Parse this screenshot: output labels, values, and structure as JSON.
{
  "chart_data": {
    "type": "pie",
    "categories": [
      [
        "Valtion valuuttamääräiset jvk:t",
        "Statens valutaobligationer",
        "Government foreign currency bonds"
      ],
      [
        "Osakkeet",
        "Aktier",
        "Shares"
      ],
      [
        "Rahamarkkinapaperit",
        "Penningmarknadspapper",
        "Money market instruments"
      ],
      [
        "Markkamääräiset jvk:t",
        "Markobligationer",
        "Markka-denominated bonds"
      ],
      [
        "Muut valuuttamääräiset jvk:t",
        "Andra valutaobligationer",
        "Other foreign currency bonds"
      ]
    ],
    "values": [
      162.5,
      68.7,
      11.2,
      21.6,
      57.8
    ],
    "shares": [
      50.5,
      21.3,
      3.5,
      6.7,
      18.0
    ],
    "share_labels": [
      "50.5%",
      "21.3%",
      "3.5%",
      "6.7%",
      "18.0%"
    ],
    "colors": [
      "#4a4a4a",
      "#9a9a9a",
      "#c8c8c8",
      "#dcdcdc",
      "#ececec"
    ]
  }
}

··········

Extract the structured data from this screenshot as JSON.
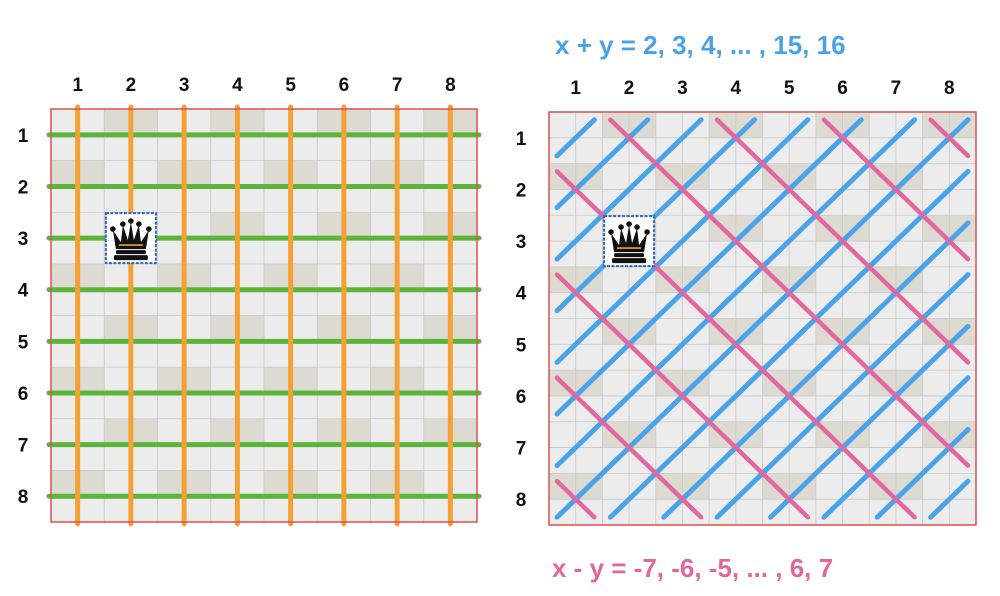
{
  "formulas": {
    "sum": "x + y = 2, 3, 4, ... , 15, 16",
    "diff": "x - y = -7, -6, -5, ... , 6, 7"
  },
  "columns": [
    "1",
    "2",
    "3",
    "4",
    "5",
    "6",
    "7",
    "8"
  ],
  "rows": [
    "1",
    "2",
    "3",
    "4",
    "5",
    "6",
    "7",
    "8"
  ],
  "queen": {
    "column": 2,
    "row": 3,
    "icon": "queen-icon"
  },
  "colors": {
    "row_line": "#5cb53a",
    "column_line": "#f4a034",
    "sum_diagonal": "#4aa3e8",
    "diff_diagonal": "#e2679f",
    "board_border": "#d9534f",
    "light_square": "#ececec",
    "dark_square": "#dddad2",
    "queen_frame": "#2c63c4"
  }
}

··········

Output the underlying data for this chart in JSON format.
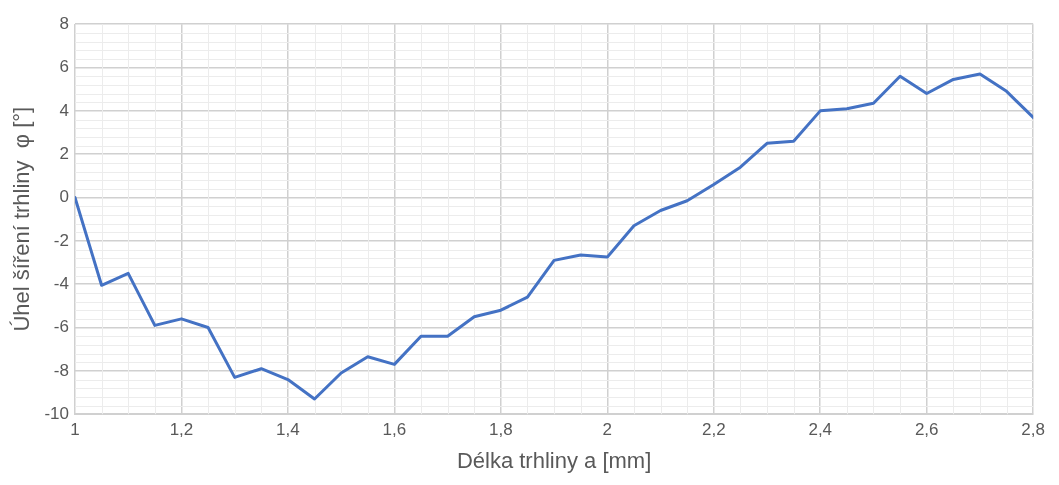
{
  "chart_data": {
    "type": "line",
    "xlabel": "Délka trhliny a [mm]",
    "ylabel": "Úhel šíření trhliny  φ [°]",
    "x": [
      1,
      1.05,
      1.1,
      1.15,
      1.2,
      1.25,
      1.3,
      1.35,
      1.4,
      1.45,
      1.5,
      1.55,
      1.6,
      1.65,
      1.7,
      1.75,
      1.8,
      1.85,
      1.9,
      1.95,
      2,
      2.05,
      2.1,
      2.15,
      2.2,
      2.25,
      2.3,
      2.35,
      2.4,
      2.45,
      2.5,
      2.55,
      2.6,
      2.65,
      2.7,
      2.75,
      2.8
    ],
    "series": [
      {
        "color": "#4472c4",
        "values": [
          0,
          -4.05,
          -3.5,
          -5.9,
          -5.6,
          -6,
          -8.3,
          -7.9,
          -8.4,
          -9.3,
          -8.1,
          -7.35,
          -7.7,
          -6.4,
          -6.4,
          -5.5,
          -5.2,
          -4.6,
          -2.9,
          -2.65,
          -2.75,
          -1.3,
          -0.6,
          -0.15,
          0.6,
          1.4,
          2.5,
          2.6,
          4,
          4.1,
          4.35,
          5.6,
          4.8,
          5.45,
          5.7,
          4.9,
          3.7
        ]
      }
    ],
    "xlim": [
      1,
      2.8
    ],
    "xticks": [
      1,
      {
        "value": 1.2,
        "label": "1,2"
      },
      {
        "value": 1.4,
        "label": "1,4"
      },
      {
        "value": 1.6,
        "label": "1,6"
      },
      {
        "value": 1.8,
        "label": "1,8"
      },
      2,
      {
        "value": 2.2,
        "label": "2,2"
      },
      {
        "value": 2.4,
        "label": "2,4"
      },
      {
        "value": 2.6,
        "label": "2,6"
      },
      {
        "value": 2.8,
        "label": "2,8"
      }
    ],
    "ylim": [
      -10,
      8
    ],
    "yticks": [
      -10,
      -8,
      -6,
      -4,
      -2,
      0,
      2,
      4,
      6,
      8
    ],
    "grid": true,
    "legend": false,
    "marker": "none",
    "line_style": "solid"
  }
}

··········

### Task statement:
Note each line of the entries that has "valuuttamääräiset" in it, and copy those lines.

### Full answer:
        "Valtion valuuttamääräiset jvk:t",
        "Muut valuuttamääräiset jvk:t",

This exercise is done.